● WORK TO BE COMPLETED: Your job is to restate each entry word for word.

Collected data:
<<<<
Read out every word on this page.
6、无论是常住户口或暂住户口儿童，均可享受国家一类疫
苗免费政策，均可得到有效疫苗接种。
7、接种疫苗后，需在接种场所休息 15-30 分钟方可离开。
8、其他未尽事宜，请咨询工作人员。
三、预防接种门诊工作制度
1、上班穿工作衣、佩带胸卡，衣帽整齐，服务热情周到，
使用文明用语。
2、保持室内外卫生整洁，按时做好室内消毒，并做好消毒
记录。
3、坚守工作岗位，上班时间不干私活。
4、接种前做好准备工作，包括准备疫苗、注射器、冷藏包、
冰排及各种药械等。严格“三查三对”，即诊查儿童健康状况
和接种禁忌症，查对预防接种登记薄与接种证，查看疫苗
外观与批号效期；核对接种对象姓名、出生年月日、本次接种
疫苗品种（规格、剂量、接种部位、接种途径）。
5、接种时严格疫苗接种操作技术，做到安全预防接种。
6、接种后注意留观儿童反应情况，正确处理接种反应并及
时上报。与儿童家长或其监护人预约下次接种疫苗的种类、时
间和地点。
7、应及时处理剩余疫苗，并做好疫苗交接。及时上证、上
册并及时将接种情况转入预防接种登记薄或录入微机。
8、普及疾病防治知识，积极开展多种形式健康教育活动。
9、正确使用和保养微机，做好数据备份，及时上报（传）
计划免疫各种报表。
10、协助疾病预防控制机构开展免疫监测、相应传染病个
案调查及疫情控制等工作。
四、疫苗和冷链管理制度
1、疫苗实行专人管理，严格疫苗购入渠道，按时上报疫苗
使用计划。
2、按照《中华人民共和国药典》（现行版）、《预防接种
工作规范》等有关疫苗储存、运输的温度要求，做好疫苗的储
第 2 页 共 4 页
>>>>
● THE OUTPUT:
Read out every word on this page.
6、无论是常住户口或暂住户口儿童，均可享受国家一类疫
苗免费政策，均可得到有效疫苗接种。
7、接种疫苗后，需在接种场所休息 15-30 分钟方可离开。
8、其他未尽事宜，请咨询工作人员。
三、预防接种门诊工作制度
1、上班穿工作衣、佩带胸卡，衣帽整齐，服务热情周到，
使用文明用语。
2、保持室内外卫生整洁，按时做好室内消毒，并做好消毒
记录。
3、坚守工作岗位，上班时间不干私活。
4、接种前做好准备工作，包括准备疫苗、注射器、冷藏包、
冰排及各种药械等。严格“三查三对”，即诊查儿童健康状况
和接种禁忌症，查对预防接种登记薄与接种证，查看疫苗
外观与批号效期；核对接种对象姓名、出生年月日、本次接种
疫苗品种（规格、剂量、接种部位、接种途径）。
5、接种时严格疫苗接种操作技术，做到安全预防接种。
6、接种后注意留观儿童反应情况，正确处理接种反应并及
时上报。与儿童家长或其监护人预约下次接种疫苗的种类、时
间和地点。
7、应及时处理剩余疫苗，并做好疫苗交接。及时上证、上
册并及时将接种情况转入预防接种登记薄或录入微机。
8、普及疾病防治知识，积极开展多种形式健康教育活动。
9、正确使用和保养微机，做好数据备份，及时上报（传）
计划免疫各种报表。
10、协助疾病预防控制机构开展免疫监测、相应传染病个
案调查及疫情控制等工作。
四、疫苗和冷链管理制度
1、疫苗实行专人管理，严格疫苗购入渠道，按时上报疫苗
使用计划。
2、按照《中华人民共和国药典》（现行版）、《预防接种
工作规范》等有关疫苗储存、运输的温度要求，做好疫苗的储
第 2 页 共 4 页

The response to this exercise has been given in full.